-- begin RECORDS SHOWN --
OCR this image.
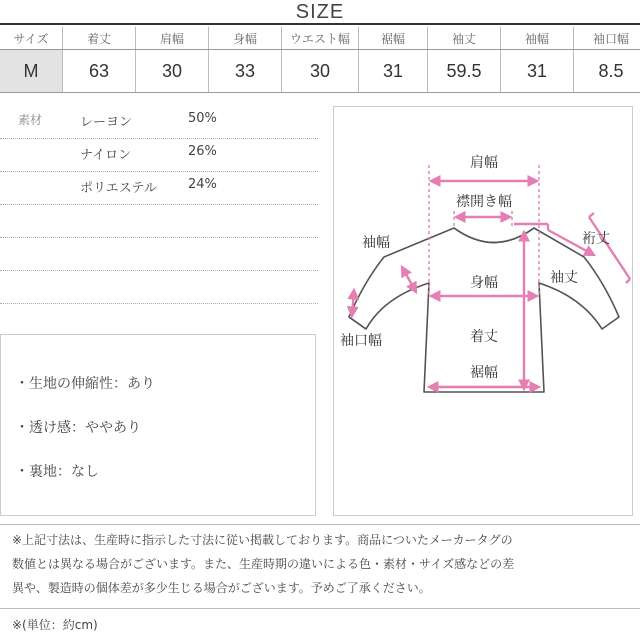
SIZE
サイズ	着丈	肩幅	身幅	ウエスト幅	裾幅	袖丈	袖幅	袖口幅
M	63	30	33	30	31	59.5	31	8.5
素材	レーヨン	50%
ナイロン	26%
ポリエステル 24%
・生地の伸縮性：あり
・透け感：ややあり
・裏地：なし
肩幅
襟開き幅
袖幅	裄丈
袖丈
身幅
袖口幅	着丈
裾幅
※上記寸法は、生産時に指示した寸法に従い掲載しております。商品についたメーカータグの
数値とは異なる場合がございます。また、生産時期の違いによる色・素材・サイズ感などの差
異や、製造時の個体差が多少生じる場合がございます。予めご了承ください。
※(単位：約cm)
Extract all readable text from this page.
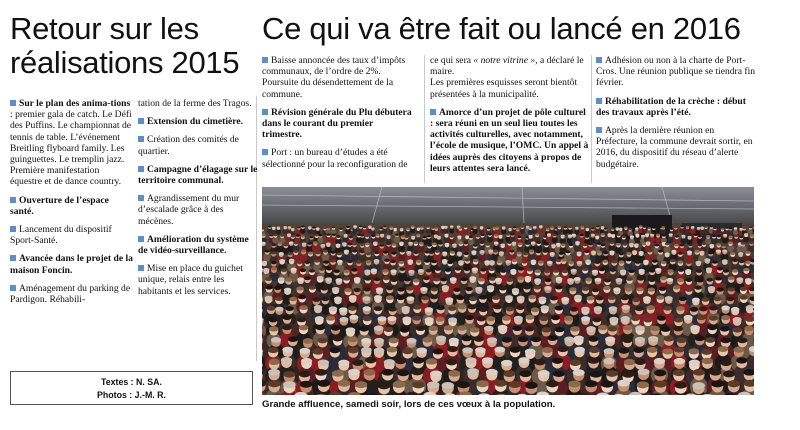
Retour sur les
réalisations 2015
Ce qui va être fait ou lancé en 2016

Sur le plan des anima-tions : premier gala de catch. Le Défi des Puffins. Le championnat de tennis de table. L’événement Breitling flyboard family. Les guinguettes. Le tremplin jazz. Première manifestation équestre et de dance country.

Ouverture de l’espace santé.

Lancement du dispositif Sport-Santé.

Avancée dans le projet de la maison Foncin.

Aménagement du parking de Pardigon. Réhabili-

tation de la ferme des Tragos.

Extension du cimetière.

Création des comités de quartier.

Campagne d’élagage sur le territoire communal.

Agrandissement du mur d’escalade grâce à des mécènes.

Amélioration du système de vidéo-surveillance.

Mise en place du guichet unique, relais entre les habitants et les services.

Baisse annoncée des taux d’impôts communaux, de l’ordre de 2%. Poursuite du désendettement de la commune.

Révision générale du Plu débutera dans le courant du premier trimestre.

Port : un bureau d’études a été sélectionné pour la reconfiguration de

ce qui sera « notre vitrine », a déclaré le maire.

Les premières esquisses seront bientôt présentées à la municipalité.

Amorce d’un projet de pôle culturel : sera réuni en un seul lieu toutes les activités culturelles, avec notamment, l’école de musique, l’OMC. Un appel à idées auprès des citoyens à propos de leurs attentes sera lancé.

Adhésion ou non à la charte de Port-Cros. Une réunion publique se tiendra fin février.

Réhabilitation de la crèche : début des travaux après l’été.

Après la dernière réunion en Préfecture, la commune devrait sortir, en 2016, du dispositif du réseau d’alerte budgétaire.

Textes : N. SA.
Photos : J.-M. R.
Grande affluence, samedi soir, lors de ces vœux à la population.
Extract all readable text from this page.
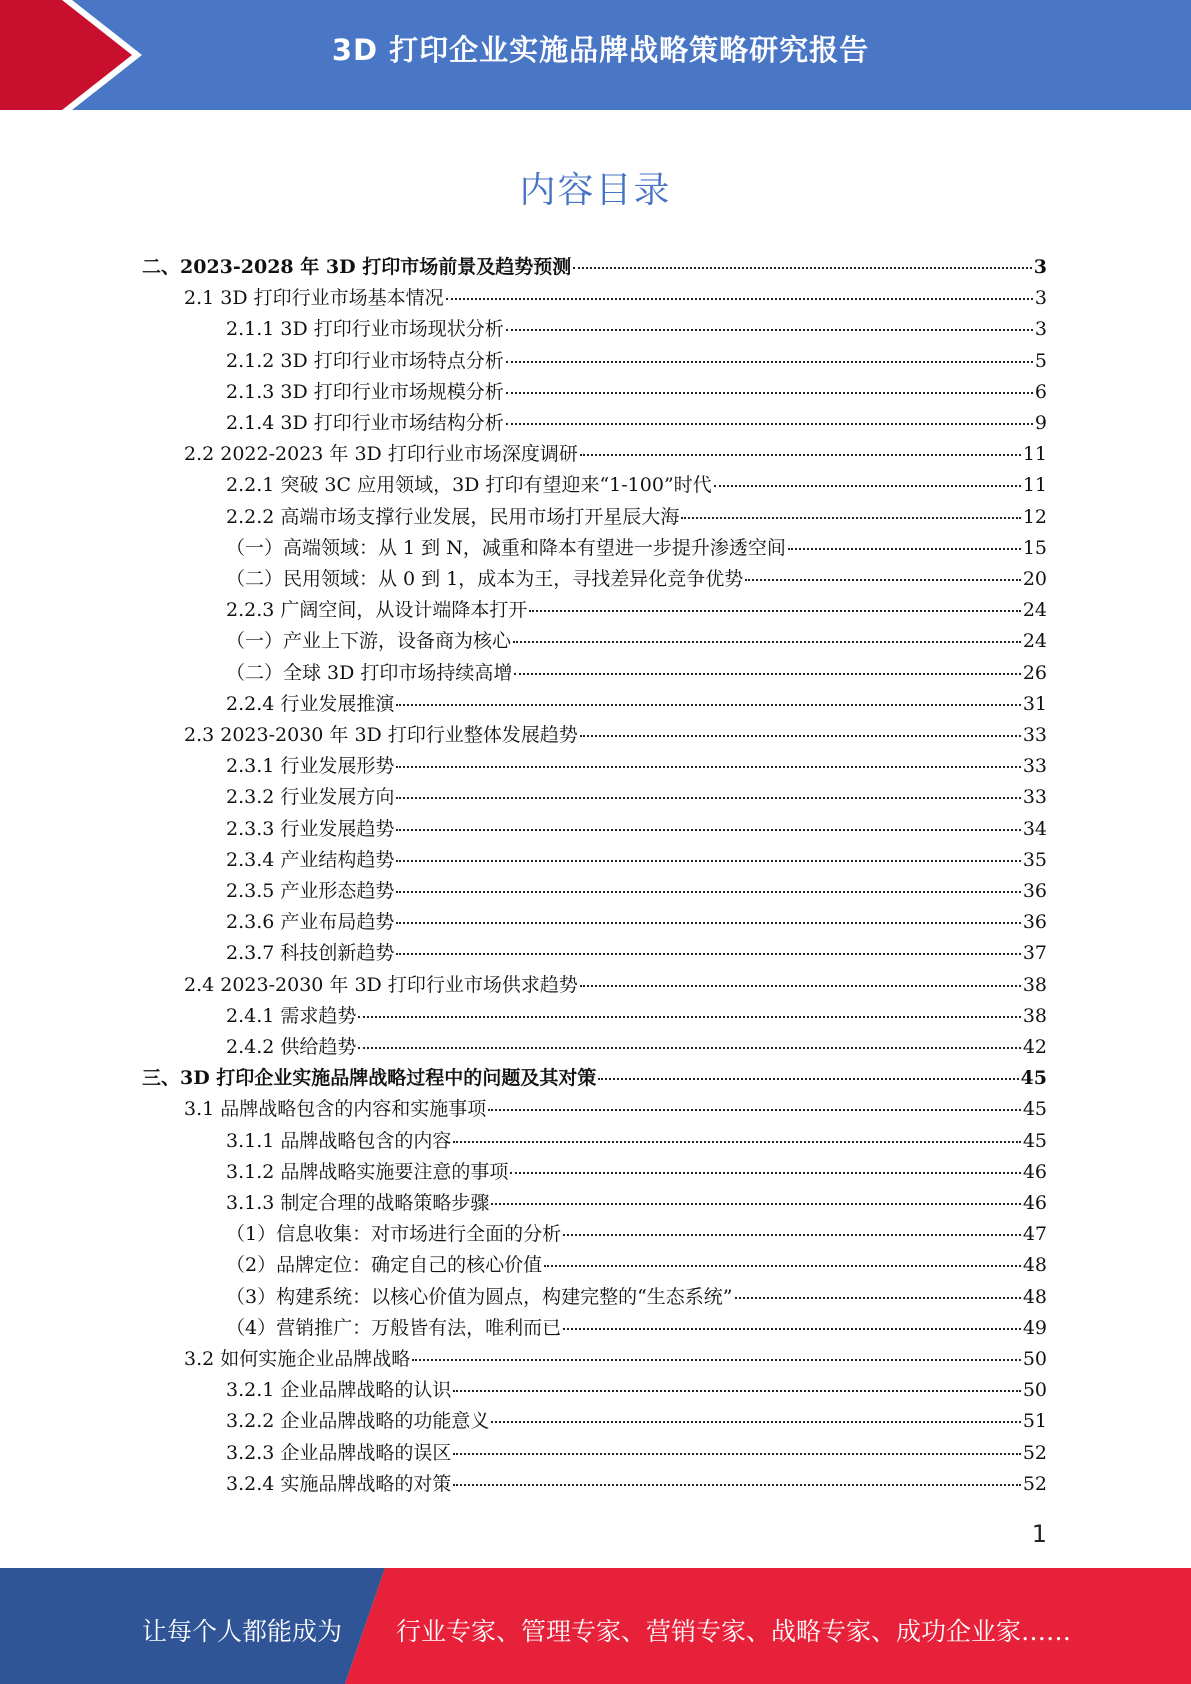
3D 打印企业实施品牌战略策略研究报告
内容目录
二、2023-2028 年 3D 打印市场前景及趋势预测	3
2.1 3D 打印行业市场基本情况	3
2.1.1 3D 打印行业市场现状分析	3
2.1.2 3D 打印行业市场特点分析	5
2.1.3 3D 打印行业市场规模分析	6
2.1.4 3D 打印行业市场结构分析	9
2.2 2022-2023 年 3D 打印行业市场深度调研	11
2.2.1 突破 3C 应用领域，3D 打印有望迎来“1-100”时代	11
2.2.2 高端市场支撑行业发展，民用市场打开星辰大海	12
（一）高端领域：从 1 到 N，减重和降本有望进一步提升渗透空间	15
（二）民用领域：从 0 到 1，成本为王，寻找差异化竞争优势	20
2.2.3 广阔空间，从设计端降本打开	24
（一）产业上下游，设备商为核心	24
（二）全球 3D 打印市场持续高增	26
2.2.4 行业发展推演	31
2.3 2023-2030 年 3D 打印行业整体发展趋势	33
2.3.1 行业发展形势	33
2.3.2 行业发展方向	33
2.3.3 行业发展趋势	34
2.3.4 产业结构趋势	35
2.3.5 产业形态趋势	36
2.3.6 产业布局趋势	36
2.3.7 科技创新趋势	37
2.4 2023-2030 年 3D 打印行业市场供求趋势	38
2.4.1 需求趋势	38
2.4.2 供给趋势	42
三、3D 打印企业实施品牌战略过程中的问题及其对策	45
3.1 品牌战略包含的内容和实施事项	45
3.1.1 品牌战略包含的内容	45
3.1.2 品牌战略实施要注意的事项	46
3.1.3 制定合理的战略策略步骤	46
（1）信息收集：对市场进行全面的分析	47
（2）品牌定位：确定自己的核心价值	48
（3）构建系统：以核心价值为圆点，构建完整的“生态系统”	48
（4）营销推广：万般皆有法，唯利而已	49
3.2 如何实施企业品牌战略	50
3.2.1 企业品牌战略的认识	50
3.2.2 企业品牌战略的功能意义	51
3.2.3 企业品牌战略的误区	52
3.2.4 实施品牌战略的对策	52
1
让每个人都能成为 行业专家、管理专家、营销专家、战略专家、成功企业家……
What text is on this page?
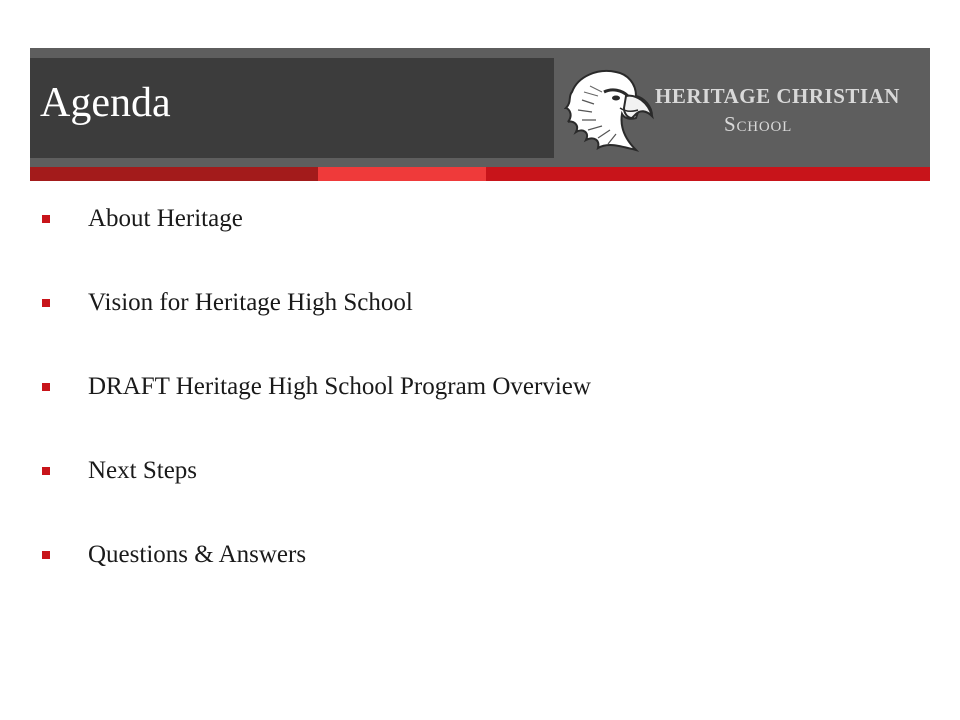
Agenda	HERITAGE CHRISTIAN
School
About Heritage
Vision for Heritage High School
DRAFT Heritage High School Program Overview
Next Steps
Questions & Answers
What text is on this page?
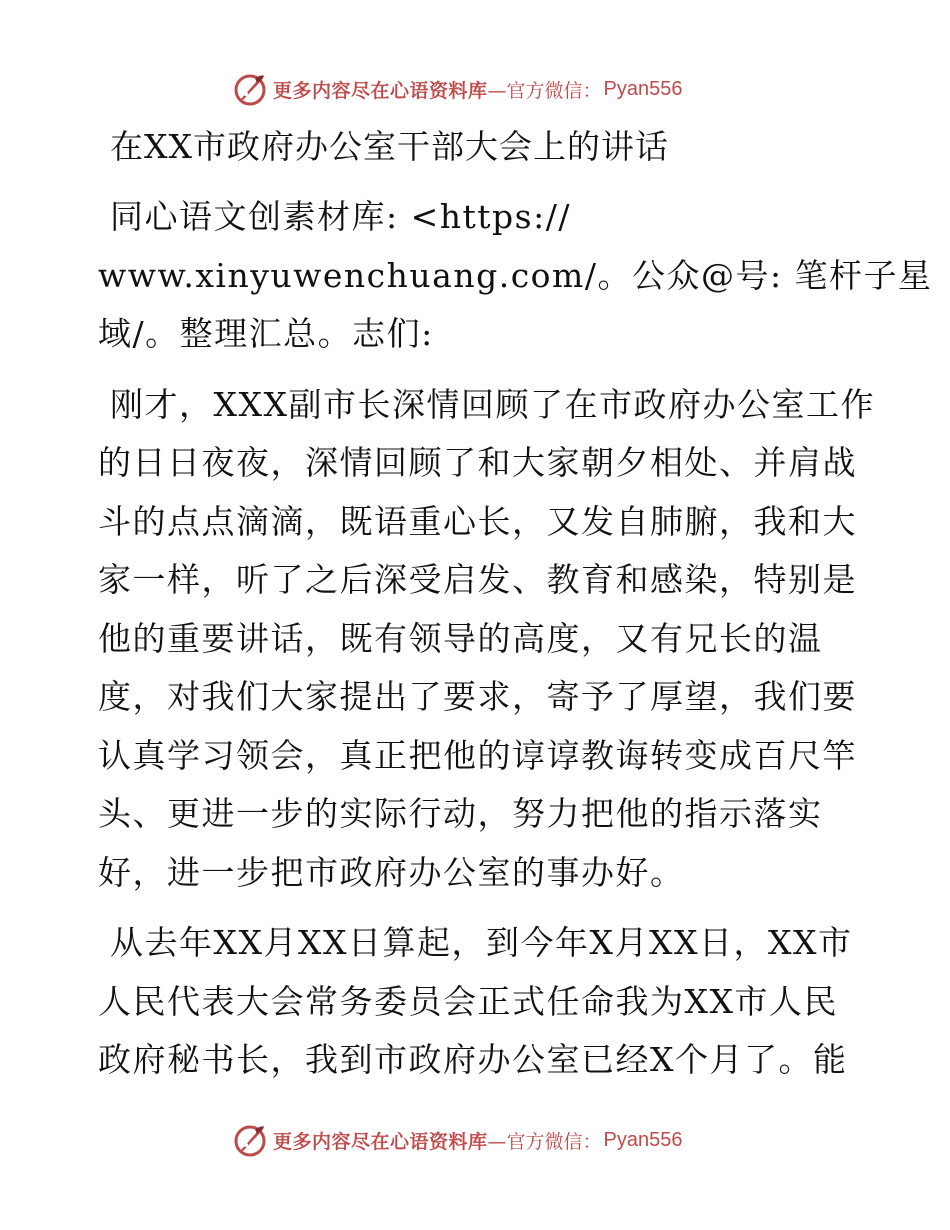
更多内容尽在心语资料库 —官方微信： Pyan556
在XX市政府办公室干部大会上的讲话

同心语文创素材库: <https://
www.xinyuwenchuang.com/。公众@号: 笔杆子星
域/。整理汇总。志们:

刚才，XXX副市长深情回顾了在市政府办公室工作
的日日夜夜，深情回顾了和大家朝夕相处、并肩战
斗的点点滴滴，既语重心长，又发自肺腑，我和大
家一样，听了之后深受启发、教育和感染，特别是
他的重要讲话，既有领导的高度，又有兄长的温
度，对我们大家提出了要求，寄予了厚望，我们要
认真学习领会，真正把他的谆谆教诲转变成百尺竿
头、更进一步的实际行动，努力把他的指示落实
好，进一步把市政府办公室的事办好。

从去年XX月XX日算起，到今年X月XX日，XX市
人民代表大会常务委员会正式任命我为XX市人民
政府秘书长，我到市政府办公室已经X个月了。能

更多内容尽在心语资料库 —官方微信： Pyan556
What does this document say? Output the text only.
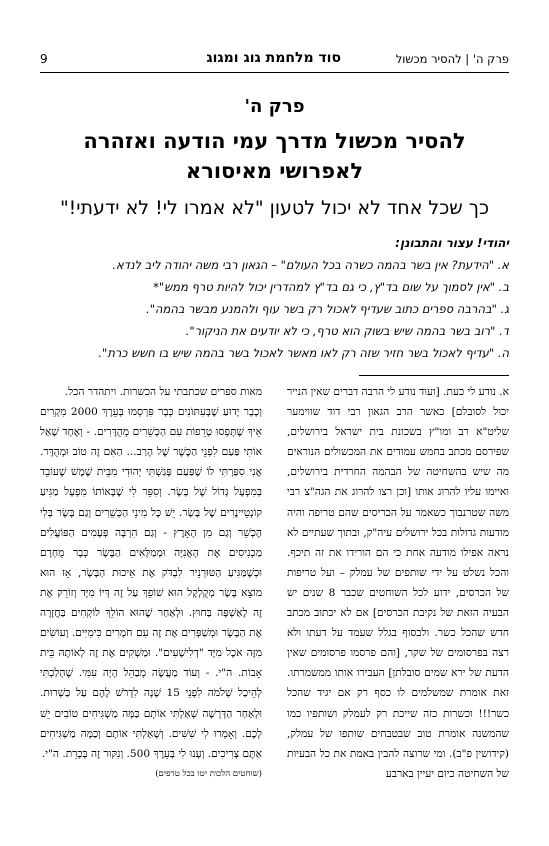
פרק ה' | להסיר מכשול
סוד מלחמת גוג ומגוג
9
פרק ה'
להסיר מכשול מדרך עמי הודעה ואזהרה לאפרושי מאיסורא
כך שכל אחד לא יכול לטעון "לא אמרו לי! לא ידעתי!"
יהודי! עצור והתבונן:
א. "הידעת? אין בשר בהמה כשרה בכל העולם" – הגאון רבי משה יהודה ליב לנדא.
ב. "אין לסמוך על שום בד"ץ, כי גם בד"ץ למהדרין יכול להיות טרף ממש"*
ג. "בהרבה ספרים כתוב שעדיף לאכול רק בשר עוף ולהמנע מבשר בהמה".
ד. "רוב בשר בהמה שיש בשוק הוא טרף, כי לא יודעים את הניקור".
ה. "עדיף לאכול בשר חזיר שזה רק לאו מאשר לאכול בשר בהמה שיש בו חשש כרת".

א. נודע לי כעת. [ועוד נודע לי הרבה דברים שאין הנייר יכול לסובלם] כאשר הרב הגאון רבי דוד שווימער שליט"א רב ומו"ץ בשכונת בית ישראל בירושלים, שפירסם מכתב בחמש עמודים את המכשולים הנוראים מה שיש בהשחיטה של הבהמה החרדית בירושלים, ואיימו עליו להרוג אותו [וכן רצו להרוג את הגה"צ רבי משה שטרנבוך כשאמר על הכריסים שהם טריפה והיה מודעות גדולות בכל ירושלים עיה"ק, ובתוך שעתיים לא נראה אפילו מודעה אחת כי הם הורידו את זה תיכף. והכל נשלט על ידי שותפים של עמלק – ועל טריפות של הכרסים, ידוע לכל השוחטים שכבר 8 שנים יש הבעיה הזאת של נקיבת הכרסים] אם לא יכתוב מכתב חדש שהכל כשר. ולבסוף בגלל שעמד על דעתו ולא רצה בפרסומים של שקר, [והם פרסמו פרסומים שאין הדעת של ירא שמים סובלתן] העבירו אותו ממשמרתו. זאת אומרת שמשלמים לו כסף רק אם יגיד שהכל כשר!!! וכשרות כזה שייכת רק לעמלק ושותפיו כמו שהמשנה אומרת טוב שבטבחים שותפו של עמלק, (קידושין פ"ב). ומי שרוצה להבין באמת את כל הבעיות של השחיטה כיום יעיין בארבע

מאות ספרים שכתבתי על הכשרות. ויתהדר הכל.

וְכָבָר יָדוּעַ שֶׁבְּעִתּוֹנִים כְּבָר פִּרְסְמוּ בְּעֵרֶךְ 2000 מִקְרִים אֵיךְ שֶׁתָּפְסוּ טְרֵפוֹת עִם הַכְּשֵׁרִים מְהֻדָּרִים. - וְאֶחָד שָׁאַל אוֹתִי פַּעַם לִפְנֵי הַכֶּשֶׁר שֶׁל הָרַב... הַאִם זֶה טוֹב וּמְהֻדָּר. אֲנִי סִפַּרְתִּי לוֹ שֶׁפַּעַם פָּגַשְׁתִּי יְהוּדִי מִבֵּית שֶׁמֶשׁ שֶׁעוֹבֵד בְּמִפְעָל גָּדוֹל שֶׁל בָּשָׂר. וְסִפֵּר לִי שֶׁבָּאוֹתוֹ מִפְעָל מַגִּיעַ קוֹנְטֵיינֶרִים שֶׁל בָּשָׂר. יֵשׁ כָּל מִינֵי הַכְּשֵׁרִים וְגַם בָּשָׂר בְּלִי הֶכְשֵׁר וְגַם מִן הָאָרֶץ - וְגַם הִרְבָּה פְּעָמִים הַפּוֹעֲלִים מַכְנִיסִים אֶת הָאֲנִיָּה וּמְמַלְּאִים הַבָּשָׂר כְּבָר מֻחְרָם וּכְשֶׁמַּגִּיעַ הַטּוּרְנֵיר לִבְדֹּק אֶת אֵיכוּת הַבָּשָׂר, אָז הוּא מוֹצֵא בָּשָׂר מְקֻלְקָל הוּא שׁוֹפֵךְ עַל זֶה דְּיוֹ מִיָּד וְזוֹרֵק אֶת זֶה לָאַשְׁפָּה בַּחוּץ. וּלְאַחַר שֶׁהוּא הוֹלֵךְ לוֹקְחִים בַּחֲזָרָה אֶת הַבָּשָׂר וּמְשַׁפְּרִים אֶת זֶה עִם חֹמָרִים כִּימִיִּים. וְעוֹשִׂים מִזֶּה אֹכֶל מִיָּד "דְלִישָׁעִים". וּמַשְׁקִים אֶת זֶה לְאוֹתָהּ בֵּית אָבוֹת. ה"י. - וְעוֹד מַעֲשֶׂה מְבַהֵל הָיָה עִמִּי. שֶׁהָלַכְתִּי לְהֵיכַל שְׁלֹמֹה לִפְנֵי 15 שָׁנָה לִדְרֹשׁ לָהֶם עַל כַּשְׁרוּת. וּלְאַחַר הַדְּרָשָׁה שְׁאַלְתִּי אוֹתָם כַּמָּה מַשְׁגִּיחִים טוֹבִים יֵשׁ לָכֶם. וְאָמְרוּ לִי שִׁשִּׁים. וְשָׁאַלְתִּי אוֹתָם וְכַמָּה מַשְׁגִּיחִים אַתֶּם צְרִיכִים. וְעָנוּ לִי בְּעֵרֶךְ 500. וְנִקּוּר זֶה בְּכָרֵת. ה"י.

(שוחטים הלכות יטו בכל טרפים)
-- end RECORDS SHOWN --
● THE REQUEST: Pick out every line holding the string "School" and return it.

● OUTPUT OF THE EXERCISE:
School
Vision for Heritage High School
DRAFT Heritage High School Program Overview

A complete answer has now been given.